__Given request__. The records that follow must be repeated verbatim, every one of them.

[Data listing]
──────────

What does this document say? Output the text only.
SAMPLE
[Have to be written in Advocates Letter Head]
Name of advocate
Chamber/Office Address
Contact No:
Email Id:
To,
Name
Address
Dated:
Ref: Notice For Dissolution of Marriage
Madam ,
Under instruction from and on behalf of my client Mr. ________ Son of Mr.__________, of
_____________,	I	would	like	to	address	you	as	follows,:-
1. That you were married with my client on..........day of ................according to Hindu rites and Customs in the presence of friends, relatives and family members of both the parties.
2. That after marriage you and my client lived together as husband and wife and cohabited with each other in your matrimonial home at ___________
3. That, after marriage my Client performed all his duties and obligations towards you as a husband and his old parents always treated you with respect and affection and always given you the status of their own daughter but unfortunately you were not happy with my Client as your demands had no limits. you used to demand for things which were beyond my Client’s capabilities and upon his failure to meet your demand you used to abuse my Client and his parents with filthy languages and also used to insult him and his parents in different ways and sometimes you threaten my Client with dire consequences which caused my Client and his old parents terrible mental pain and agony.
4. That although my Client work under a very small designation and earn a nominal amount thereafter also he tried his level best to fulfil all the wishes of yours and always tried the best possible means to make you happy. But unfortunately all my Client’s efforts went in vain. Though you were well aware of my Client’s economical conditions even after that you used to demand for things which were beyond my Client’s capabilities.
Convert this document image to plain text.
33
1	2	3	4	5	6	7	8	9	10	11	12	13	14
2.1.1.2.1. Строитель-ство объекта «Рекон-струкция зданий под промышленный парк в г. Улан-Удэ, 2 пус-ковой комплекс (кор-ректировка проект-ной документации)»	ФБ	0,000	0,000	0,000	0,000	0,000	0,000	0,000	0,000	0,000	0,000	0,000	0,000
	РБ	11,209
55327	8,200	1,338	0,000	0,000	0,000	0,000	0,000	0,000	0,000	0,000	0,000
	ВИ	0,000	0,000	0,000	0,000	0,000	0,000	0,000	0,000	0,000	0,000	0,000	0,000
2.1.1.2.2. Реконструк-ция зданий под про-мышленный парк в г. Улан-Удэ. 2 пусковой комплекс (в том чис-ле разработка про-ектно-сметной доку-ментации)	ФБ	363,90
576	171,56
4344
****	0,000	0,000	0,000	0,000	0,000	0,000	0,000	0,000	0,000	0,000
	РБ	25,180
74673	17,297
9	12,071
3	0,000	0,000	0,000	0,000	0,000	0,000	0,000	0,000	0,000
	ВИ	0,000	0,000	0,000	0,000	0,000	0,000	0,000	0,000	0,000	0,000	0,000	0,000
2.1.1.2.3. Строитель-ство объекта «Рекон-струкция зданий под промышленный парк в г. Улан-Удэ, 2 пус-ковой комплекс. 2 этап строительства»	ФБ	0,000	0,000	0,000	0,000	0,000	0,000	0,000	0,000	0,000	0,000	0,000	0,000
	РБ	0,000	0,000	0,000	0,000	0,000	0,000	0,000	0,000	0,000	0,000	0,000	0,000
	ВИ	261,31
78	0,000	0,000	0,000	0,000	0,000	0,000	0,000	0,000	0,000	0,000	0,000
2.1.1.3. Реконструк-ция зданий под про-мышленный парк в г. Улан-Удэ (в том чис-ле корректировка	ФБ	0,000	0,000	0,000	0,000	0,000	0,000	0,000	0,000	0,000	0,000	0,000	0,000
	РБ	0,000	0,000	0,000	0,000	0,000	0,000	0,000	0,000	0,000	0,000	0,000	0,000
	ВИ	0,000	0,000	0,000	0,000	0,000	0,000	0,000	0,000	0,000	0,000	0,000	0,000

──────────

__Solution for this task__.
What does this document say? Output the text only.
SAMPLE
[Have to be written in Advocates Letter Head]
Name of advocate
Chamber/Office Address
Contact No:
Email Id:
To,
Name
Address
Dated:
Ref: Notice For Dissolution of Marriage
Madam ,
Under instruction from and on behalf of my client Mr. ________ Son of Mr.__________, of
_____________,	I	would	like	to	address	you	as	follows,:-
1. That you were married with my client on..........day of ................according to Hindu rites and Customs in the presence of friends, relatives and family members of both the parties.
2. That after marriage you and my client lived together as husband and wife and cohabited with each other in your matrimonial home at ___________
3. That, after marriage my Client performed all his duties and obligations towards you as a husband and his old parents always treated you with respect and affection and always given you the status of their own daughter but unfortunately you were not happy with my Client as your demands had no limits. you used to demand for things which were beyond my Client’s capabilities and upon his failure to meet your demand you used to abuse my Client and his parents with filthy languages and also used to insult him and his parents in different ways and sometimes you threaten my Client with dire consequences which caused my Client and his old parents terrible mental pain and agony.
4. That although my Client work under a very small designation and earn a nominal amount thereafter also he tried his level best to fulfil all the wishes of yours and always tried the best possible means to make you happy. But unfortunately all my Client’s efforts went in vain. Though you were well aware of my Client’s economical conditions even after that you used to demand for things which were beyond my Client’s capabilities.
Convert this document image to plain text.
33
1	2	3	4	5	6	7	8	9	10	11	12	13	14
2.1.1.2.1. Строитель-ство объекта «Рекон-струкция зданий под промышленный парк в г. Улан-Удэ, 2 пус-ковой комплекс (кор-ректировка проект-ной документации)»	ФБ	0,000	0,000	0,000	0,000	0,000	0,000	0,000	0,000	0,000	0,000	0,000	0,000
	РБ	11,209
55327	8,200	1,338	0,000	0,000	0,000	0,000	0,000	0,000	0,000	0,000	0,000
	ВИ	0,000	0,000	0,000	0,000	0,000	0,000	0,000	0,000	0,000	0,000	0,000	0,000
2.1.1.2.2. Реконструк-ция зданий под про-мышленный парк в г. Улан-Удэ. 2 пусковой комплекс (в том чис-ле разработка про-ектно-сметной доку-ментации)	ФБ	363,90
576	171,56
4344
****	0,000	0,000	0,000	0,000	0,000	0,000	0,000	0,000	0,000	0,000
	РБ	25,180
74673	17,297
9	12,071
3	0,000	0,000	0,000	0,000	0,000	0,000	0,000	0,000	0,000
	ВИ	0,000	0,000	0,000	0,000	0,000	0,000	0,000	0,000	0,000	0,000	0,000	0,000
2.1.1.2.3. Строитель-ство объекта «Рекон-струкция зданий под промышленный парк в г. Улан-Удэ, 2 пус-ковой комплекс. 2 этап строительства»	ФБ	0,000	0,000	0,000	0,000	0,000	0,000	0,000	0,000	0,000	0,000	0,000	0,000
	РБ	0,000	0,000	0,000	0,000	0,000	0,000	0,000	0,000	0,000	0,000	0,000	0,000
	ВИ	261,31
78	0,000	0,000	0,000	0,000	0,000	0,000	0,000	0,000	0,000	0,000	0,000
2.1.1.3. Реконструк-ция зданий под про-мышленный парк в г. Улан-Удэ (в том чис-ле корректировка	ФБ	0,000	0,000	0,000	0,000	0,000	0,000	0,000	0,000	0,000	0,000	0,000	0,000
	РБ	0,000	0,000	0,000	0,000	0,000	0,000	0,000	0,000	0,000	0,000	0,000	0,000
	ВИ	0,000	0,000	0,000	0,000	0,000	0,000	0,000	0,000	0,000	0,000	0,000	0,000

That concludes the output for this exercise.